--- START OF DATA ---

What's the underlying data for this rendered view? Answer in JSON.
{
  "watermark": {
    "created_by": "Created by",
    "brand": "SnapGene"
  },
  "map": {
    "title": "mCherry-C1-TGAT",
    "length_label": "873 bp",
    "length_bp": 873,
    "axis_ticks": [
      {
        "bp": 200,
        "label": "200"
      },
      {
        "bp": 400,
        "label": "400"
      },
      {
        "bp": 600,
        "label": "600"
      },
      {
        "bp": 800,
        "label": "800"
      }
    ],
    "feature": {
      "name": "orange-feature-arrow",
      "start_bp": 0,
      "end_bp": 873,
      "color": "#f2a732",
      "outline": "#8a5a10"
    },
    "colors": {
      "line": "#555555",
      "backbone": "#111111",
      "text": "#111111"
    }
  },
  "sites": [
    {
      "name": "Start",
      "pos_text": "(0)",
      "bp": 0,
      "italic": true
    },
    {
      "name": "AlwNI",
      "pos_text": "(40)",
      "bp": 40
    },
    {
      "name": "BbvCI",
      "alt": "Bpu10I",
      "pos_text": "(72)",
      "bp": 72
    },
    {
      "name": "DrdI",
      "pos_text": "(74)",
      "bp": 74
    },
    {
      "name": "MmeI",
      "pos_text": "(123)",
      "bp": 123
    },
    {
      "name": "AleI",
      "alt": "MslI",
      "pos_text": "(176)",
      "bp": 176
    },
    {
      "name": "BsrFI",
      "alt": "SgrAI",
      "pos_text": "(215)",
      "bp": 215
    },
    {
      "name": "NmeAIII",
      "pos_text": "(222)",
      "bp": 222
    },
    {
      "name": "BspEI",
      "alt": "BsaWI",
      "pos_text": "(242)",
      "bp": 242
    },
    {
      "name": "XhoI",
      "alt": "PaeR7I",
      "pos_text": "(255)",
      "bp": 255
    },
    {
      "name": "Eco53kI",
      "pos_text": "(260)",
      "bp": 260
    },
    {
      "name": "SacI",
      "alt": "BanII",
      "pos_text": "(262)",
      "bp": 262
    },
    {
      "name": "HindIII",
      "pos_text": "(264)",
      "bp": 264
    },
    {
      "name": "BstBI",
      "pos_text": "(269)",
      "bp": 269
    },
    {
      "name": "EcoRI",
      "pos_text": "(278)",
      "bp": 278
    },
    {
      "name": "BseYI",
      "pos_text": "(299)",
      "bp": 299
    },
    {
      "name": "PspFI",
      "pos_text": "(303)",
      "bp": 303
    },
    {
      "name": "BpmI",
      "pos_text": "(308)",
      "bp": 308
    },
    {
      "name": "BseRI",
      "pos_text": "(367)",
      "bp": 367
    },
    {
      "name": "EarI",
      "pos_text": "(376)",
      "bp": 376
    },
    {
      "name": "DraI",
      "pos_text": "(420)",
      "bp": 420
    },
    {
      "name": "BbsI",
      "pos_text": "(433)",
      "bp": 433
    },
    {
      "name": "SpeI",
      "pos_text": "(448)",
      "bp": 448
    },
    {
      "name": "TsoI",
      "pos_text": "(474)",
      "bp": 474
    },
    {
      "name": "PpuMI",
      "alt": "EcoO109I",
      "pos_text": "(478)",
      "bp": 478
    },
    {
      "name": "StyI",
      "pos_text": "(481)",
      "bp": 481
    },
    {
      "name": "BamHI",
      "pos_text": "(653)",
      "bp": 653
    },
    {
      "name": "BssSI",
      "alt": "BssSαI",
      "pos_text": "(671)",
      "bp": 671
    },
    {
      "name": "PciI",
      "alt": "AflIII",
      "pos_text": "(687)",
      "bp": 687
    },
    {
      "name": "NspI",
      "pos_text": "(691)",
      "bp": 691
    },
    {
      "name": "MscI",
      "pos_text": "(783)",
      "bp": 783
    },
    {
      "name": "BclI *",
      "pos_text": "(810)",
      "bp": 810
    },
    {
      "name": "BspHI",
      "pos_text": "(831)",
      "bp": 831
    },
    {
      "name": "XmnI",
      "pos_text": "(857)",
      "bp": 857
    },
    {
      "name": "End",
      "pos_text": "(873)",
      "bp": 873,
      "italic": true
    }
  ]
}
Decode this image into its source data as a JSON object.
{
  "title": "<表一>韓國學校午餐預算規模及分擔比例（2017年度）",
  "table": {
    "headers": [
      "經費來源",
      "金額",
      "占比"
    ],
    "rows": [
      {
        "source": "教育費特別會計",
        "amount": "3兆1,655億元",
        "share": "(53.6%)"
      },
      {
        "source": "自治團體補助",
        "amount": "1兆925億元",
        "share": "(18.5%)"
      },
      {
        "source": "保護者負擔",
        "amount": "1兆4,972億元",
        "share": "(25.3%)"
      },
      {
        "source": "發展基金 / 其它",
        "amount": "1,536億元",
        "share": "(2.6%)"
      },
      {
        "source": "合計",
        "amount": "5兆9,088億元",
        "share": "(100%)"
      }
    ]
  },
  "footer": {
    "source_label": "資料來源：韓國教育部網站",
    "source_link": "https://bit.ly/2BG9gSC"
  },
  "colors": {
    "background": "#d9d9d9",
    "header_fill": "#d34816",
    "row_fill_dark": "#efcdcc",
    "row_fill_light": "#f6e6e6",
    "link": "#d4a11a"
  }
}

--- END OF DATA ---

**STATED PROBLEM:**
Show the lines of the records that include the string "this".

**REPLY:**
What's the underlying data for this rendered view? Answer in JSON.
Decode this image into its source data as a JSON object.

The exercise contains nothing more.